_What is expected:_
Identify every line in the records below that contains the word "مراد", and copy each of those lines.

(Some records)
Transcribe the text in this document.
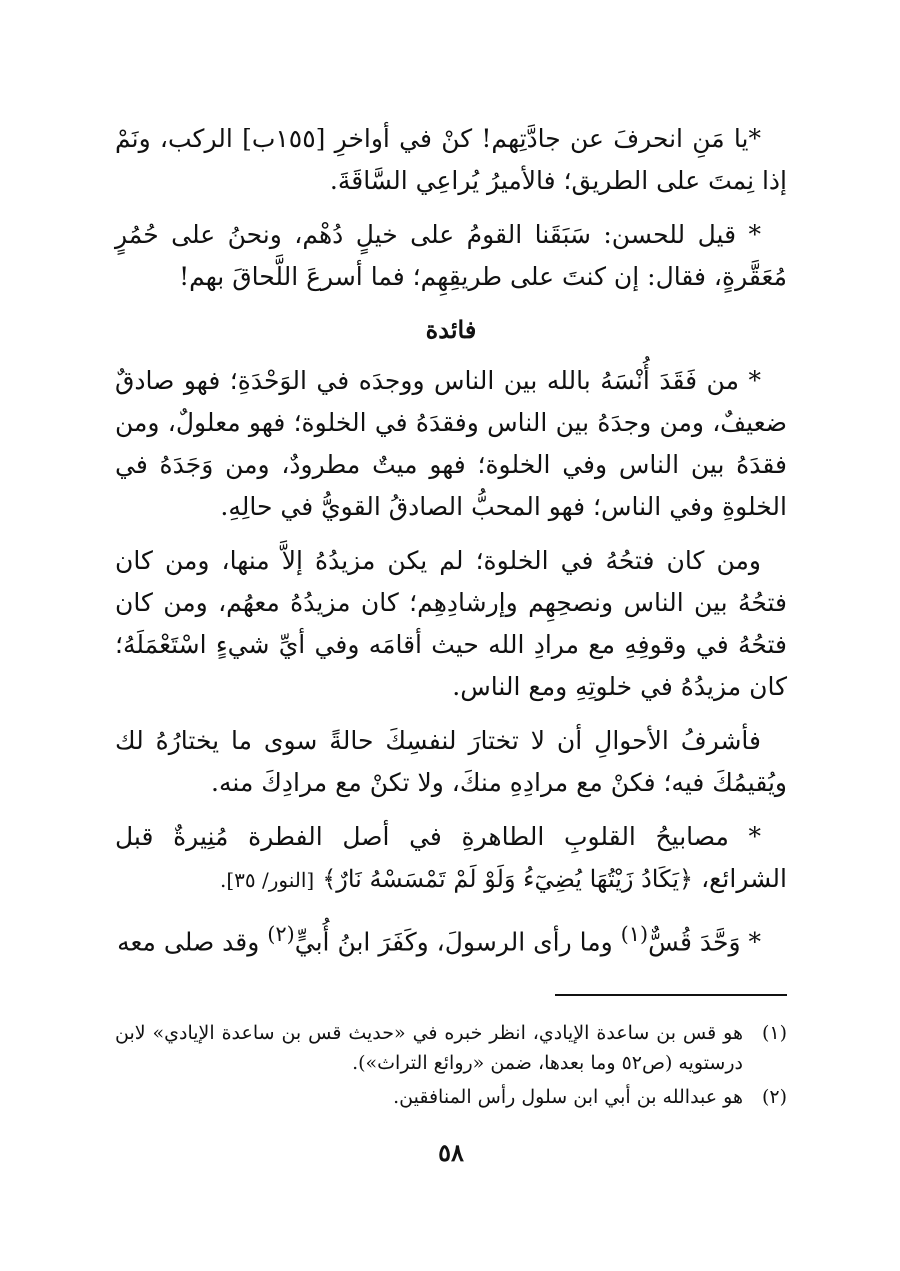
*يا مَنِ انحرفَ عن جادَّتِهم! كنْ في أواخرِ [١٥٥ب] الركب، ونَمْ إذا نِمتَ على الطريق؛ فالأميرُ يُراعِي السَّاقَةَ.

* قيل للحسن: سَبَقَنا القومُ على خيلٍ دُهْم، ونحنُ على حُمُرٍ مُعَقَّرةٍ، فقال: إن كنتَ على طريقِهِم؛ فما أسرعَ اللَّحاقَ بهم!

فائدة

* من فَقَدَ أُنْسَهُ بالله بين الناس ووجدَه في الوَحْدَةِ؛ فهو صادقٌ ضعيفٌ، ومن وجدَهُ بين الناس وفقدَهُ في الخلوة؛ فهو معلولٌ، ومن فقدَهُ بين الناس وفي الخلوة؛ فهو ميتٌ مطرودٌ، ومن وَجَدَهُ في الخلوةِ وفي الناس؛ فهو المحبُّ الصادقُ القويُّ في حالِهِ.

ومن كان فتحُهُ في الخلوة؛ لم يكن مزيدُهُ إلاَّ منها، ومن كان فتحُهُ بين الناس ونصحِهِم وإرشادِهِم؛ كان مزيدُهُ معهُم، ومن كان فتحُهُ في وقوفِهِ مع مرادِ الله حيث أقامَه وفي أيِّ شيءٍ اسْتَعْمَلَهُ؛ كان مزيدُهُ في خلوتِهِ ومع الناس.

فأشرفُ الأحوالِ أن لا تختارَ لنفسِكَ حالةً سوى ما يختارُهُ لك ويُقيمُكَ فيه؛ فكنْ مع مرادِهِ منكَ، ولا تكنْ مع مرادِكَ منه.

* مصابيحُ القلوبِ الطاهرةِ في أصل الفطرة مُنِيرةٌ قبل الشرائع، ﴿يَكَادُ زَيْتُهَا يُضِيٓءُ وَلَوْ لَمْ تَمْسَسْهُ نَارٌ﴾ [النور/ ٣٥].

* وَحَّدَ قُسٌّ$^{(١)}$ وما رأى الرسولَ، وكَفَرَ ابنُ أُبيٍّ$^{(٢)}$ وقد صلى معه

(١)
هو قس بن ساعدة الإيادي، انظر خبره في «حديث قس بن ساعدة الإيادي» لابن درستويه (ص٥٢ وما بعدها، ضمن «روائع التراث»).
(٢)
هو عبدالله بن أبي ابن سلول رأس المنافقين.
٥٨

_The solution:_
ومن كان فتحُهُ في الخلوة؛ لم يكن مزيدُهُ إلاَّ منها، ومن كان فتحُهُ بين الناس ونصحِهِم وإرشادِهِم؛ كان مزيدُهُ معهُم، ومن كان فتحُهُ في وقوفِهِ مع مرادِ الله حيث أقامَه وفي أيِّ شيءٍ اسْتَعْمَلَهُ؛ كان مزيدُهُ في خلوتِهِ ومع الناس.
فأشرفُ الأحوالِ أن لا تختارَ لنفسِكَ حالةً سوى ما يختارُهُ لك ويُقيمُكَ فيه؛ فكنْ مع مرادِهِ منكَ، ولا تكنْ مع مرادِكَ منه.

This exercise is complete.